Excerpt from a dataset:
----
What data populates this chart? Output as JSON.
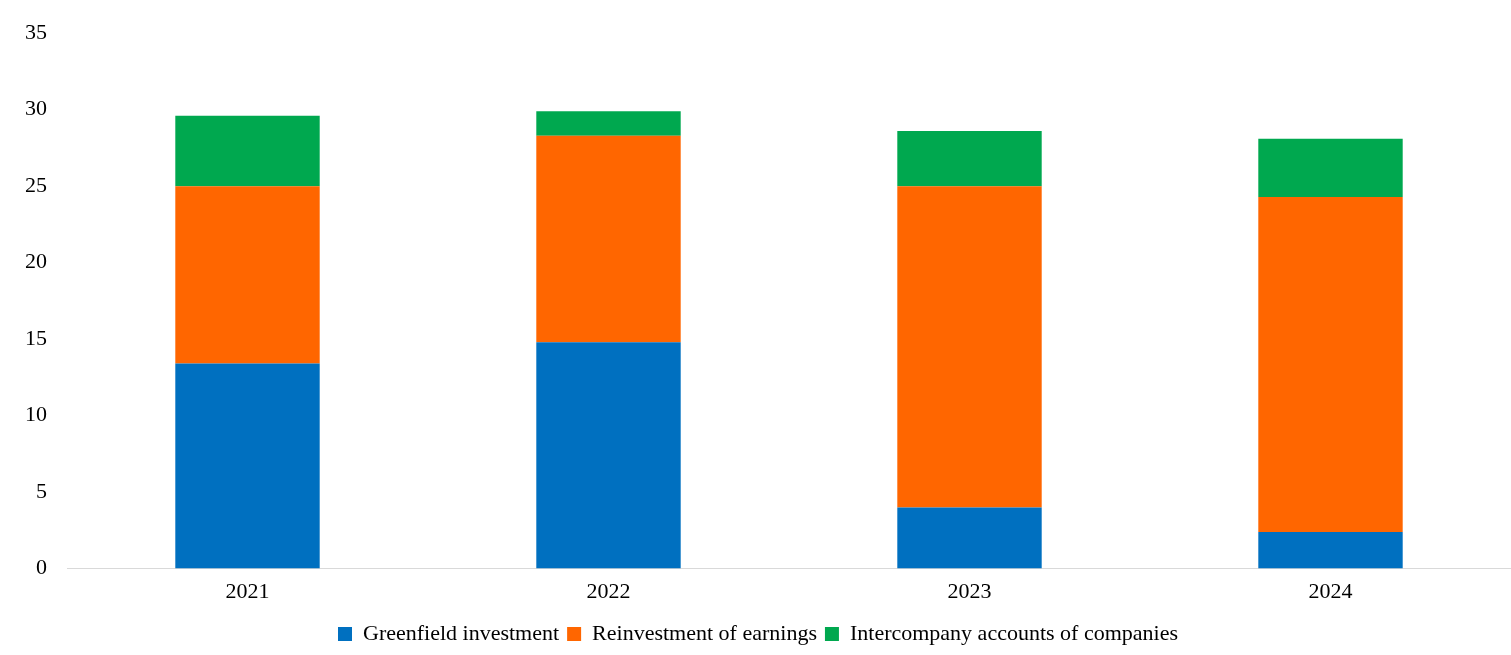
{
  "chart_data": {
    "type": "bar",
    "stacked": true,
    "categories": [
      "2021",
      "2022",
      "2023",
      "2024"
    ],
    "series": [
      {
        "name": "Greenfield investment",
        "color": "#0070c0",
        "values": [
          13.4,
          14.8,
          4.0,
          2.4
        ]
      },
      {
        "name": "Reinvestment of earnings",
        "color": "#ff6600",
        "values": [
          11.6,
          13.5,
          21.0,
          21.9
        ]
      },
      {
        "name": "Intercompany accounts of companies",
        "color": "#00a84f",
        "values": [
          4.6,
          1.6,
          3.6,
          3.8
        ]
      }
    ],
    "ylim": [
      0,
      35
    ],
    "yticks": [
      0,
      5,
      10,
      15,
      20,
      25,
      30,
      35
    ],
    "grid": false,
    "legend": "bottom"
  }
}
----
### Task directions
Using the listing, say how many lines include the word "color", and add nothing else.

### Output for this exercise
3